Goal of the exercise = Provide the records once more, identical to the original.

····················

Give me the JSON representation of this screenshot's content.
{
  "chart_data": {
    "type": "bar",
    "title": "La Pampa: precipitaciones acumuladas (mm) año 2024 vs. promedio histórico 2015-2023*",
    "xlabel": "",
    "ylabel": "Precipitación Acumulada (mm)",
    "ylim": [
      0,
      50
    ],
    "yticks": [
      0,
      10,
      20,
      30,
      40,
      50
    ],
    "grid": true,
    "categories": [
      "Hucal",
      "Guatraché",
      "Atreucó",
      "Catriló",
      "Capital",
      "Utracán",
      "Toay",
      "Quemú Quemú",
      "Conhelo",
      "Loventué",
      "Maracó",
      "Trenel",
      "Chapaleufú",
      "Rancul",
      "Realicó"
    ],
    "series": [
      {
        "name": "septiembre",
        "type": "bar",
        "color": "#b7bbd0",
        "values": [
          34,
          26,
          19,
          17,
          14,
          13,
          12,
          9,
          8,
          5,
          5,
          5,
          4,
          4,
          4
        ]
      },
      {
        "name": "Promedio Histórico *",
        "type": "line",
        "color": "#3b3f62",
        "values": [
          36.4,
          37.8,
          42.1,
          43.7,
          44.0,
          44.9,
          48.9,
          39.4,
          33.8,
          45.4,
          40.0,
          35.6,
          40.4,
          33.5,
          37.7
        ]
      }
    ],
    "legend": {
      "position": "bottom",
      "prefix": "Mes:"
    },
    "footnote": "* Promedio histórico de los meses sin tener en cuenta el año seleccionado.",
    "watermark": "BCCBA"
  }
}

····················

Result below =
Give me the JSON representation of this screenshot's content.
{
  "chart_data": {
    "type": "bar",
    "title": "La Pampa: precipitaciones acumuladas (mm) año 2024 vs. promedio histórico 2015-2023*",
    "xlabel": "",
    "ylabel": "Precipitación Acumulada (mm)",
    "ylim": [
      0,
      50
    ],
    "yticks": [
      0,
      10,
      20,
      30,
      40,
      50
    ],
    "grid": true,
    "categories": [
      "Hucal",
      "Guatraché",
      "Atreucó",
      "Catriló",
      "Capital",
      "Utracán",
      "Toay",
      "Quemú Quemú",
      "Conhelo",
      "Loventué",
      "Maracó",
      "Trenel",
      "Chapaleufú",
      "Rancul",
      "Realicó"
    ],
    "series": [
      {
        "name": "septiembre",
        "type": "bar",
        "color": "#b7bbd0",
        "values": [
          34,
          26,
          19,
          17,
          14,
          13,
          12,
          9,
          8,
          5,
          5,
          5,
          4,
          4,
          4
        ]
      },
      {
        "name": "Promedio Histórico *",
        "type": "line",
        "color": "#3b3f62",
        "values": [
          36.4,
          37.8,
          42.1,
          43.7,
          44.0,
          44.9,
          48.9,
          39.4,
          33.8,
          45.4,
          40.0,
          35.6,
          40.4,
          33.5,
          37.7
        ]
      }
    ],
    "legend": {
      "position": "bottom",
      "prefix": "Mes:"
    },
    "footnote": "* Promedio histórico de los meses sin tener en cuenta el año seleccionado.",
    "watermark": "BCCBA"
  }
}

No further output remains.